=== To be done ===
Below are some records; return each one exactly.

A run of records:
-------------------------
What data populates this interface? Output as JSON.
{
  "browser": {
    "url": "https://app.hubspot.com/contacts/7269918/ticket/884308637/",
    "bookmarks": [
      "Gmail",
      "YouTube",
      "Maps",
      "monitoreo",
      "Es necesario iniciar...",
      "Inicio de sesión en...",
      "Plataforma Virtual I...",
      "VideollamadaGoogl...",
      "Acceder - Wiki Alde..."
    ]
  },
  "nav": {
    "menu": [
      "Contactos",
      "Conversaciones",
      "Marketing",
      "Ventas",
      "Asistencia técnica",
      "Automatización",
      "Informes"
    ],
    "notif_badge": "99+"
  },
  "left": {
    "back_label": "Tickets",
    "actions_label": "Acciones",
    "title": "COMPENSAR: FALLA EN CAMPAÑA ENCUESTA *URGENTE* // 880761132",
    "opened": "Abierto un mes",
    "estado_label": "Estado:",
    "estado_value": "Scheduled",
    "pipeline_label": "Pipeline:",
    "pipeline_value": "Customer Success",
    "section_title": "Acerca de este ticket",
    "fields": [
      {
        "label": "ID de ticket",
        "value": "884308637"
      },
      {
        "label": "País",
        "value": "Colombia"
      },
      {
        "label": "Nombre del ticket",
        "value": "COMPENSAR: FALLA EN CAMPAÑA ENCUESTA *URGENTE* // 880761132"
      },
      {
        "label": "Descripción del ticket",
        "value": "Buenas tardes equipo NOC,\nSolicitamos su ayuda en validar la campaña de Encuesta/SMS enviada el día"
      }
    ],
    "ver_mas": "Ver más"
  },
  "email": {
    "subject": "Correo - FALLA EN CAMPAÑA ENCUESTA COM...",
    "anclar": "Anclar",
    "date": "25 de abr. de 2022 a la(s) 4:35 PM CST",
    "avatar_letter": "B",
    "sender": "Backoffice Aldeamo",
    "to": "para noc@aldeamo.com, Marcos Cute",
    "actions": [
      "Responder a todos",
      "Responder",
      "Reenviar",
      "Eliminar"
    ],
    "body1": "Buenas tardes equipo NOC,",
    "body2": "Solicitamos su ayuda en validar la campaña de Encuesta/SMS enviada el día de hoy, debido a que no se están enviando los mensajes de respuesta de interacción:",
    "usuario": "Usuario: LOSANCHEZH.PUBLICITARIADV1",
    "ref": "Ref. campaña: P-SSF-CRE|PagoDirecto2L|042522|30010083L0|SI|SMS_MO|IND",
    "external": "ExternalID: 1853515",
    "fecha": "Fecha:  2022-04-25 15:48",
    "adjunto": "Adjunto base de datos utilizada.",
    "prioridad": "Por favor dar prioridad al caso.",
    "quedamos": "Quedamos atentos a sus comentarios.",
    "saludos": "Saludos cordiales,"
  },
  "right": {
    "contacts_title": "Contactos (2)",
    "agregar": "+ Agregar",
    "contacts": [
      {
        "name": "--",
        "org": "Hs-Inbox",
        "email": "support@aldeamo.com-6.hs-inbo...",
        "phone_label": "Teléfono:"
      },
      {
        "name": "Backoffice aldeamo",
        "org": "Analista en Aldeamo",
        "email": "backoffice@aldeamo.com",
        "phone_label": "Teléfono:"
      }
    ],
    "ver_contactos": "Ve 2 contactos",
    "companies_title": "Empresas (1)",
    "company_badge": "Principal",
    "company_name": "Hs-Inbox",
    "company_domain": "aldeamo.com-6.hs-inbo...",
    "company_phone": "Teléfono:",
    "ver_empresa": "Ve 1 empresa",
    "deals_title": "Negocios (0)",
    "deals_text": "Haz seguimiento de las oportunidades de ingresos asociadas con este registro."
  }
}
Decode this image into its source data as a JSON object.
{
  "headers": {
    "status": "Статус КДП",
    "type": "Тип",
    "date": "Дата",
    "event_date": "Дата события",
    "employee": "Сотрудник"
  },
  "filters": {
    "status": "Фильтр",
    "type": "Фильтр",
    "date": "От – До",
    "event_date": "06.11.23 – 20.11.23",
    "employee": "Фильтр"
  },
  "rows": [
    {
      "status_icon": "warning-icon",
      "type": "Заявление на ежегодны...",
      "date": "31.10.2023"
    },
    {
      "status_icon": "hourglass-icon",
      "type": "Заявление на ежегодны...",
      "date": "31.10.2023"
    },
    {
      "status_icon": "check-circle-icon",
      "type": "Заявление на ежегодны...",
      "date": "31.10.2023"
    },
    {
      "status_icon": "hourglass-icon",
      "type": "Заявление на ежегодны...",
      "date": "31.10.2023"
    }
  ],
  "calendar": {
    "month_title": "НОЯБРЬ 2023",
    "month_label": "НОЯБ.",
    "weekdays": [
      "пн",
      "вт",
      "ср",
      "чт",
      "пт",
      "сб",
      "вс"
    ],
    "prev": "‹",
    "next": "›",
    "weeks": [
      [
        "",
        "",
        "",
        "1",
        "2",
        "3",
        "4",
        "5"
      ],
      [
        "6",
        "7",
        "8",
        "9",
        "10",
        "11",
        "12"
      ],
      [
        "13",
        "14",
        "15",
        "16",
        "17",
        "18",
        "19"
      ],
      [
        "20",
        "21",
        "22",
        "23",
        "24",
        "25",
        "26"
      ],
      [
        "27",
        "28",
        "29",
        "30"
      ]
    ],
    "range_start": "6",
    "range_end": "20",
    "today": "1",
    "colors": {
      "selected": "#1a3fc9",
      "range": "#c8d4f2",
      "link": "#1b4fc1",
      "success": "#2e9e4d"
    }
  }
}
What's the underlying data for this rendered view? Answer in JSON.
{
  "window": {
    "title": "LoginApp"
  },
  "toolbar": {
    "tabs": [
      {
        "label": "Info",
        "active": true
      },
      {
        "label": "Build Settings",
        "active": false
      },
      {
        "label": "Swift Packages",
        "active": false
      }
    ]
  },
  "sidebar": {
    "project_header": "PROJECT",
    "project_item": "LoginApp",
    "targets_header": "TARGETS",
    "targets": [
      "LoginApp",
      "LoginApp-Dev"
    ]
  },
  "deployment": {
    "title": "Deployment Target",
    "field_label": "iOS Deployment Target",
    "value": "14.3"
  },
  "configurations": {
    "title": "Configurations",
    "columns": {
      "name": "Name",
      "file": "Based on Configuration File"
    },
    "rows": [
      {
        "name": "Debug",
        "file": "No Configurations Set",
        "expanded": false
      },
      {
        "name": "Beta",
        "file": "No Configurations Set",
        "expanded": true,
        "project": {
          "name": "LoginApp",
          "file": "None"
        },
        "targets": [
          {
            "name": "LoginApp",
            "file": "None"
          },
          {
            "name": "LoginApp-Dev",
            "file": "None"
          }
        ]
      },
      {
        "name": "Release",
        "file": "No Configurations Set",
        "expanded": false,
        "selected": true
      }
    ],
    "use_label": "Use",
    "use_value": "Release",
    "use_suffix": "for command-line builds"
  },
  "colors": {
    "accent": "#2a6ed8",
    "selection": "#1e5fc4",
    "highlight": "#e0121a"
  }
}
-------------------------
=== Solution ===
What data populates this interface? Output as JSON.
{
  "browser": {
    "url": "https://app.hubspot.com/contacts/7269918/ticket/884308637/",
    "bookmarks": [
      "Gmail",
      "YouTube",
      "Maps",
      "monitoreo",
      "Es necesario iniciar...",
      "Inicio de sesión en...",
      "Plataforma Virtual I...",
      "VideollamadaGoogl...",
      "Acceder - Wiki Alde..."
    ]
  },
  "nav": {
    "menu": [
      "Contactos",
      "Conversaciones",
      "Marketing",
      "Ventas",
      "Asistencia técnica",
      "Automatización",
      "Informes"
    ],
    "notif_badge": "99+"
  },
  "left": {
    "back_label": "Tickets",
    "actions_label": "Acciones",
    "title": "COMPENSAR: FALLA EN CAMPAÑA ENCUESTA *URGENTE* // 880761132",
    "opened": "Abierto un mes",
    "estado_label": "Estado:",
    "estado_value": "Scheduled",
    "pipeline_label": "Pipeline:",
    "pipeline_value": "Customer Success",
    "section_title": "Acerca de este ticket",
    "fields": [
      {
        "label": "ID de ticket",
        "value": "884308637"
      },
      {
        "label": "País",
        "value": "Colombia"
      },
      {
        "label": "Nombre del ticket",
        "value": "COMPENSAR: FALLA EN CAMPAÑA ENCUESTA *URGENTE* // 880761132"
      },
      {
        "label": "Descripción del ticket",
        "value": "Buenas tardes equipo NOC,\nSolicitamos su ayuda en validar la campaña de Encuesta/SMS enviada el día"
      }
    ],
    "ver_mas": "Ver más"
  },
  "email": {
    "subject": "Correo - FALLA EN CAMPAÑA ENCUESTA COM...",
    "anclar": "Anclar",
    "date": "25 de abr. de 2022 a la(s) 4:35 PM CST",
    "avatar_letter": "B",
    "sender": "Backoffice Aldeamo",
    "to": "para noc@aldeamo.com, Marcos Cute",
    "actions": [
      "Responder a todos",
      "Responder",
      "Reenviar",
      "Eliminar"
    ],
    "body1": "Buenas tardes equipo NOC,",
    "body2": "Solicitamos su ayuda en validar la campaña de Encuesta/SMS enviada el día de hoy, debido a que no se están enviando los mensajes de respuesta de interacción:",
    "usuario": "Usuario: LOSANCHEZH.PUBLICITARIADV1",
    "ref": "Ref. campaña: P-SSF-CRE|PagoDirecto2L|042522|30010083L0|SI|SMS_MO|IND",
    "external": "ExternalID: 1853515",
    "fecha": "Fecha:  2022-04-25 15:48",
    "adjunto": "Adjunto base de datos utilizada.",
    "prioridad": "Por favor dar prioridad al caso.",
    "quedamos": "Quedamos atentos a sus comentarios.",
    "saludos": "Saludos cordiales,"
  },
  "right": {
    "contacts_title": "Contactos (2)",
    "agregar": "+ Agregar",
    "contacts": [
      {
        "name": "--",
        "org": "Hs-Inbox",
        "email": "support@aldeamo.com-6.hs-inbo...",
        "phone_label": "Teléfono:"
      },
      {
        "name": "Backoffice aldeamo",
        "org": "Analista en Aldeamo",
        "email": "backoffice@aldeamo.com",
        "phone_label": "Teléfono:"
      }
    ],
    "ver_contactos": "Ve 2 contactos",
    "companies_title": "Empresas (1)",
    "company_badge": "Principal",
    "company_name": "Hs-Inbox",
    "company_domain": "aldeamo.com-6.hs-inbo...",
    "company_phone": "Teléfono:",
    "ver_empresa": "Ve 1 empresa",
    "deals_title": "Negocios (0)",
    "deals_text": "Haz seguimiento de las oportunidades de ingresos asociadas con este registro."
  }
}
Decode this image into its source data as a JSON object.
{
  "headers": {
    "status": "Статус КДП",
    "type": "Тип",
    "date": "Дата",
    "event_date": "Дата события",
    "employee": "Сотрудник"
  },
  "filters": {
    "status": "Фильтр",
    "type": "Фильтр",
    "date": "От – До",
    "event_date": "06.11.23 – 20.11.23",
    "employee": "Фильтр"
  },
  "rows": [
    {
      "status_icon": "warning-icon",
      "type": "Заявление на ежегодны...",
      "date": "31.10.2023"
    },
    {
      "status_icon": "hourglass-icon",
      "type": "Заявление на ежегодны...",
      "date": "31.10.2023"
    },
    {
      "status_icon": "check-circle-icon",
      "type": "Заявление на ежегодны...",
      "date": "31.10.2023"
    },
    {
      "status_icon": "hourglass-icon",
      "type": "Заявление на ежегодны...",
      "date": "31.10.2023"
    }
  ],
  "calendar": {
    "month_title": "НОЯБРЬ 2023",
    "month_label": "НОЯБ.",
    "weekdays": [
      "пн",
      "вт",
      "ср",
      "чт",
      "пт",
      "сб",
      "вс"
    ],
    "prev": "‹",
    "next": "›",
    "weeks": [
      [
        "",
        "",
        "",
        "1",
        "2",
        "3",
        "4",
        "5"
      ],
      [
        "6",
        "7",
        "8",
        "9",
        "10",
        "11",
        "12"
      ],
      [
        "13",
        "14",
        "15",
        "16",
        "17",
        "18",
        "19"
      ],
      [
        "20",
        "21",
        "22",
        "23",
        "24",
        "25",
        "26"
      ],
      [
        "27",
        "28",
        "29",
        "30"
      ]
    ],
    "range_start": "6",
    "range_end": "20",
    "today": "1",
    "colors": {
      "selected": "#1a3fc9",
      "range": "#c8d4f2",
      "link": "#1b4fc1",
      "success": "#2e9e4d"
    }
  }
}
What's the underlying data for this rendered view? Answer in JSON.
{
  "window": {
    "title": "LoginApp"
  },
  "toolbar": {
    "tabs": [
      {
        "label": "Info",
        "active": true
      },
      {
        "label": "Build Settings",
        "active": false
      },
      {
        "label": "Swift Packages",
        "active": false
      }
    ]
  },
  "sidebar": {
    "project_header": "PROJECT",
    "project_item": "LoginApp",
    "targets_header": "TARGETS",
    "targets": [
      "LoginApp",
      "LoginApp-Dev"
    ]
  },
  "deployment": {
    "title": "Deployment Target",
    "field_label": "iOS Deployment Target",
    "value": "14.3"
  },
  "configurations": {
    "title": "Configurations",
    "columns": {
      "name": "Name",
      "file": "Based on Configuration File"
    },
    "rows": [
      {
        "name": "Debug",
        "file": "No Configurations Set",
        "expanded": false
      },
      {
        "name": "Beta",
        "file": "No Configurations Set",
        "expanded": true,
        "project": {
          "name": "LoginApp",
          "file": "None"
        },
        "targets": [
          {
            "name": "LoginApp",
            "file": "None"
          },
          {
            "name": "LoginApp-Dev",
            "file": "None"
          }
        ]
      },
      {
        "name": "Release",
        "file": "No Configurations Set",
        "expanded": false,
        "selected": true
      }
    ],
    "use_label": "Use",
    "use_value": "Release",
    "use_suffix": "for command-line builds"
  },
  "colors": {
    "accent": "#2a6ed8",
    "selection": "#1e5fc4",
    "highlight": "#e0121a"
  }
}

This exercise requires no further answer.